Repeat, exactly and completely, the material that follows. Omit the pictures.

* START ENTRIES SUPPLIED *

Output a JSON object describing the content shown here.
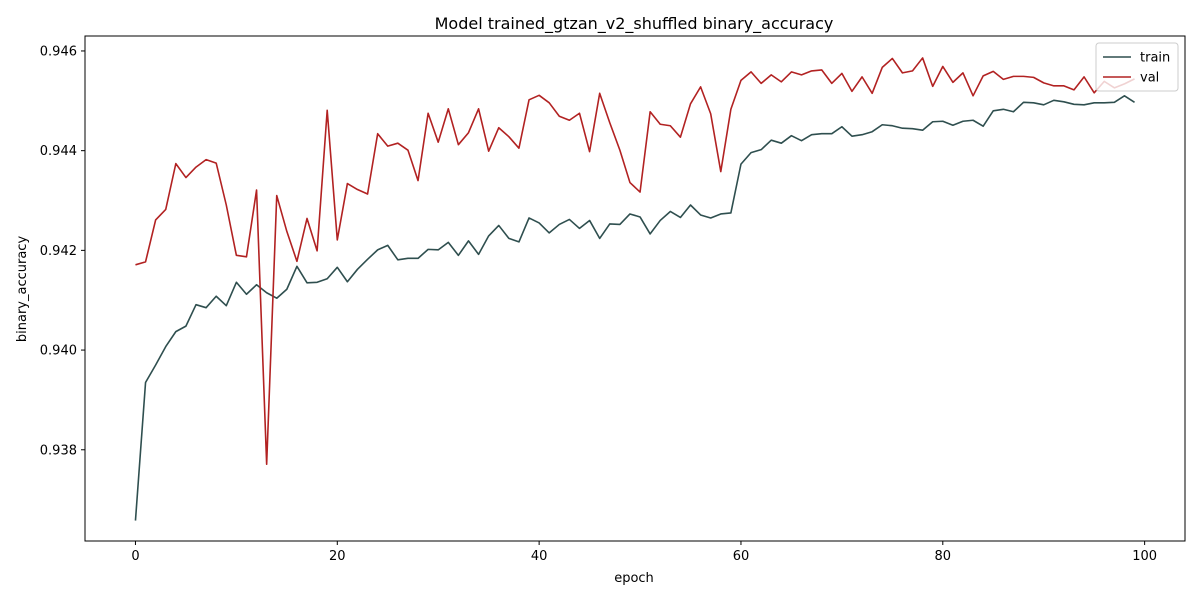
{
  "chart_data": {
    "type": "line",
    "title": "Model trained_gtzan_v2_shuffled binary_accuracy",
    "xlabel": "epoch",
    "ylabel": "binary_accuracy",
    "xlim": [
      -5,
      104
    ],
    "ylim": [
      0.93617,
      0.9463
    ],
    "xticks": [
      0,
      20,
      40,
      60,
      80,
      100
    ],
    "xtick_labels": [
      "0",
      "20",
      "40",
      "60",
      "80",
      "100"
    ],
    "yticks": [
      0.938,
      0.94,
      0.942,
      0.944,
      0.946
    ],
    "ytick_labels": [
      "0.938",
      "0.940",
      "0.942",
      "0.944",
      "0.946"
    ],
    "grid": false,
    "legend_position": "top-right",
    "series": [
      {
        "name": "train",
        "color": "#2f4f4f",
        "x": [
          0,
          1,
          2,
          3,
          4,
          5,
          6,
          7,
          8,
          9,
          10,
          11,
          12,
          13,
          14,
          15,
          16,
          17,
          18,
          19,
          20,
          21,
          22,
          23,
          24,
          25,
          26,
          27,
          28,
          29,
          30,
          31,
          32,
          33,
          34,
          35,
          36,
          37,
          38,
          39,
          40,
          41,
          42,
          43,
          44,
          45,
          46,
          47,
          48,
          49,
          50,
          51,
          52,
          53,
          54,
          55,
          56,
          57,
          58,
          59,
          60,
          61,
          62,
          63,
          64,
          65,
          66,
          67,
          68,
          69,
          70,
          71,
          72,
          73,
          74,
          75,
          76,
          77,
          78,
          79,
          80,
          81,
          82,
          83,
          84,
          85,
          86,
          87,
          88,
          89,
          90,
          91,
          92,
          93,
          94,
          95,
          96,
          97,
          98,
          99
        ],
        "values": [
          0.93658,
          0.93935,
          0.9397,
          0.94007,
          0.94037,
          0.94048,
          0.94091,
          0.94085,
          0.94108,
          0.94089,
          0.94136,
          0.94112,
          0.94131,
          0.94115,
          0.94104,
          0.94122,
          0.94168,
          0.94135,
          0.94136,
          0.94143,
          0.94166,
          0.94137,
          0.94162,
          0.94182,
          0.94201,
          0.9421,
          0.94181,
          0.94184,
          0.94184,
          0.94202,
          0.94201,
          0.94216,
          0.9419,
          0.94219,
          0.94192,
          0.94229,
          0.9425,
          0.94224,
          0.94217,
          0.94265,
          0.94255,
          0.94235,
          0.94252,
          0.94262,
          0.94244,
          0.9426,
          0.94224,
          0.94253,
          0.94252,
          0.94273,
          0.94267,
          0.94233,
          0.9426,
          0.94278,
          0.94266,
          0.94291,
          0.94271,
          0.94265,
          0.94273,
          0.94275,
          0.94373,
          0.94396,
          0.94402,
          0.94421,
          0.94415,
          0.9443,
          0.9442,
          0.94432,
          0.94434,
          0.94434,
          0.94448,
          0.94429,
          0.94432,
          0.94438,
          0.94452,
          0.9445,
          0.94445,
          0.94444,
          0.94441,
          0.94458,
          0.94459,
          0.94451,
          0.94459,
          0.94461,
          0.94449,
          0.9448,
          0.94483,
          0.94478,
          0.94497,
          0.94496,
          0.94492,
          0.94501,
          0.94498,
          0.94493,
          0.94492,
          0.94496,
          0.94496,
          0.94497,
          0.9451,
          0.94497
        ]
      },
      {
        "name": "val",
        "color": "#b22222",
        "x": [
          0,
          1,
          2,
          3,
          4,
          5,
          6,
          7,
          8,
          9,
          10,
          11,
          12,
          13,
          14,
          15,
          16,
          17,
          18,
          19,
          20,
          21,
          22,
          23,
          24,
          25,
          26,
          27,
          28,
          29,
          30,
          31,
          32,
          33,
          34,
          35,
          36,
          37,
          38,
          39,
          40,
          41,
          42,
          43,
          44,
          45,
          46,
          47,
          48,
          49,
          50,
          51,
          52,
          53,
          54,
          55,
          56,
          57,
          58,
          59,
          60,
          61,
          62,
          63,
          64,
          65,
          66,
          67,
          68,
          69,
          70,
          71,
          72,
          73,
          74,
          75,
          76,
          77,
          78,
          79,
          80,
          81,
          82,
          83,
          84,
          85,
          86,
          87,
          88,
          89,
          90,
          91,
          92,
          93,
          94,
          95,
          96,
          97,
          98,
          99
        ],
        "values": [
          0.94171,
          0.94177,
          0.94261,
          0.94282,
          0.94374,
          0.94346,
          0.94367,
          0.94382,
          0.94375,
          0.94291,
          0.9419,
          0.94187,
          0.94321,
          0.93771,
          0.9431,
          0.94238,
          0.94178,
          0.94264,
          0.94199,
          0.94481,
          0.94221,
          0.94334,
          0.94322,
          0.94313,
          0.94434,
          0.94409,
          0.94415,
          0.94401,
          0.9434,
          0.94475,
          0.94417,
          0.94484,
          0.94412,
          0.94436,
          0.94484,
          0.94399,
          0.94446,
          0.94428,
          0.94405,
          0.94502,
          0.94511,
          0.94496,
          0.94469,
          0.94461,
          0.94475,
          0.94398,
          0.94515,
          0.94456,
          0.94401,
          0.94336,
          0.94317,
          0.94478,
          0.94453,
          0.9445,
          0.94427,
          0.94494,
          0.94528,
          0.94474,
          0.94358,
          0.94483,
          0.94541,
          0.94558,
          0.94535,
          0.94552,
          0.94538,
          0.94558,
          0.94552,
          0.9456,
          0.94562,
          0.94535,
          0.94555,
          0.94519,
          0.94548,
          0.94515,
          0.94567,
          0.94585,
          0.94556,
          0.9456,
          0.94586,
          0.94529,
          0.94569,
          0.94537,
          0.94556,
          0.9451,
          0.9455,
          0.94559,
          0.94543,
          0.94549,
          0.94549,
          0.94547,
          0.94536,
          0.9453,
          0.9453,
          0.94522,
          0.94548,
          0.94516,
          0.94539,
          0.94526,
          0.94534,
          0.94544
        ]
      }
    ]
  }
}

* END ENTRIES SUPPLIED *

FULL SOLUTION –
Output a JSON object describing the content shown here.
{
  "chart_data": {
    "type": "line",
    "title": "Model trained_gtzan_v2_shuffled binary_accuracy",
    "xlabel": "epoch",
    "ylabel": "binary_accuracy",
    "xlim": [
      -5,
      104
    ],
    "ylim": [
      0.93617,
      0.9463
    ],
    "xticks": [
      0,
      20,
      40,
      60,
      80,
      100
    ],
    "xtick_labels": [
      "0",
      "20",
      "40",
      "60",
      "80",
      "100"
    ],
    "yticks": [
      0.938,
      0.94,
      0.942,
      0.944,
      0.946
    ],
    "ytick_labels": [
      "0.938",
      "0.940",
      "0.942",
      "0.944",
      "0.946"
    ],
    "grid": false,
    "legend_position": "top-right",
    "series": [
      {
        "name": "train",
        "color": "#2f4f4f",
        "x": [
          0,
          1,
          2,
          3,
          4,
          5,
          6,
          7,
          8,
          9,
          10,
          11,
          12,
          13,
          14,
          15,
          16,
          17,
          18,
          19,
          20,
          21,
          22,
          23,
          24,
          25,
          26,
          27,
          28,
          29,
          30,
          31,
          32,
          33,
          34,
          35,
          36,
          37,
          38,
          39,
          40,
          41,
          42,
          43,
          44,
          45,
          46,
          47,
          48,
          49,
          50,
          51,
          52,
          53,
          54,
          55,
          56,
          57,
          58,
          59,
          60,
          61,
          62,
          63,
          64,
          65,
          66,
          67,
          68,
          69,
          70,
          71,
          72,
          73,
          74,
          75,
          76,
          77,
          78,
          79,
          80,
          81,
          82,
          83,
          84,
          85,
          86,
          87,
          88,
          89,
          90,
          91,
          92,
          93,
          94,
          95,
          96,
          97,
          98,
          99
        ],
        "values": [
          0.93658,
          0.93935,
          0.9397,
          0.94007,
          0.94037,
          0.94048,
          0.94091,
          0.94085,
          0.94108,
          0.94089,
          0.94136,
          0.94112,
          0.94131,
          0.94115,
          0.94104,
          0.94122,
          0.94168,
          0.94135,
          0.94136,
          0.94143,
          0.94166,
          0.94137,
          0.94162,
          0.94182,
          0.94201,
          0.9421,
          0.94181,
          0.94184,
          0.94184,
          0.94202,
          0.94201,
          0.94216,
          0.9419,
          0.94219,
          0.94192,
          0.94229,
          0.9425,
          0.94224,
          0.94217,
          0.94265,
          0.94255,
          0.94235,
          0.94252,
          0.94262,
          0.94244,
          0.9426,
          0.94224,
          0.94253,
          0.94252,
          0.94273,
          0.94267,
          0.94233,
          0.9426,
          0.94278,
          0.94266,
          0.94291,
          0.94271,
          0.94265,
          0.94273,
          0.94275,
          0.94373,
          0.94396,
          0.94402,
          0.94421,
          0.94415,
          0.9443,
          0.9442,
          0.94432,
          0.94434,
          0.94434,
          0.94448,
          0.94429,
          0.94432,
          0.94438,
          0.94452,
          0.9445,
          0.94445,
          0.94444,
          0.94441,
          0.94458,
          0.94459,
          0.94451,
          0.94459,
          0.94461,
          0.94449,
          0.9448,
          0.94483,
          0.94478,
          0.94497,
          0.94496,
          0.94492,
          0.94501,
          0.94498,
          0.94493,
          0.94492,
          0.94496,
          0.94496,
          0.94497,
          0.9451,
          0.94497
        ]
      },
      {
        "name": "val",
        "color": "#b22222",
        "x": [
          0,
          1,
          2,
          3,
          4,
          5,
          6,
          7,
          8,
          9,
          10,
          11,
          12,
          13,
          14,
          15,
          16,
          17,
          18,
          19,
          20,
          21,
          22,
          23,
          24,
          25,
          26,
          27,
          28,
          29,
          30,
          31,
          32,
          33,
          34,
          35,
          36,
          37,
          38,
          39,
          40,
          41,
          42,
          43,
          44,
          45,
          46,
          47,
          48,
          49,
          50,
          51,
          52,
          53,
          54,
          55,
          56,
          57,
          58,
          59,
          60,
          61,
          62,
          63,
          64,
          65,
          66,
          67,
          68,
          69,
          70,
          71,
          72,
          73,
          74,
          75,
          76,
          77,
          78,
          79,
          80,
          81,
          82,
          83,
          84,
          85,
          86,
          87,
          88,
          89,
          90,
          91,
          92,
          93,
          94,
          95,
          96,
          97,
          98,
          99
        ],
        "values": [
          0.94171,
          0.94177,
          0.94261,
          0.94282,
          0.94374,
          0.94346,
          0.94367,
          0.94382,
          0.94375,
          0.94291,
          0.9419,
          0.94187,
          0.94321,
          0.93771,
          0.9431,
          0.94238,
          0.94178,
          0.94264,
          0.94199,
          0.94481,
          0.94221,
          0.94334,
          0.94322,
          0.94313,
          0.94434,
          0.94409,
          0.94415,
          0.94401,
          0.9434,
          0.94475,
          0.94417,
          0.94484,
          0.94412,
          0.94436,
          0.94484,
          0.94399,
          0.94446,
          0.94428,
          0.94405,
          0.94502,
          0.94511,
          0.94496,
          0.94469,
          0.94461,
          0.94475,
          0.94398,
          0.94515,
          0.94456,
          0.94401,
          0.94336,
          0.94317,
          0.94478,
          0.94453,
          0.9445,
          0.94427,
          0.94494,
          0.94528,
          0.94474,
          0.94358,
          0.94483,
          0.94541,
          0.94558,
          0.94535,
          0.94552,
          0.94538,
          0.94558,
          0.94552,
          0.9456,
          0.94562,
          0.94535,
          0.94555,
          0.94519,
          0.94548,
          0.94515,
          0.94567,
          0.94585,
          0.94556,
          0.9456,
          0.94586,
          0.94529,
          0.94569,
          0.94537,
          0.94556,
          0.9451,
          0.9455,
          0.94559,
          0.94543,
          0.94549,
          0.94549,
          0.94547,
          0.94536,
          0.9453,
          0.9453,
          0.94522,
          0.94548,
          0.94516,
          0.94539,
          0.94526,
          0.94534,
          0.94544
        ]
      }
    ]
  }
}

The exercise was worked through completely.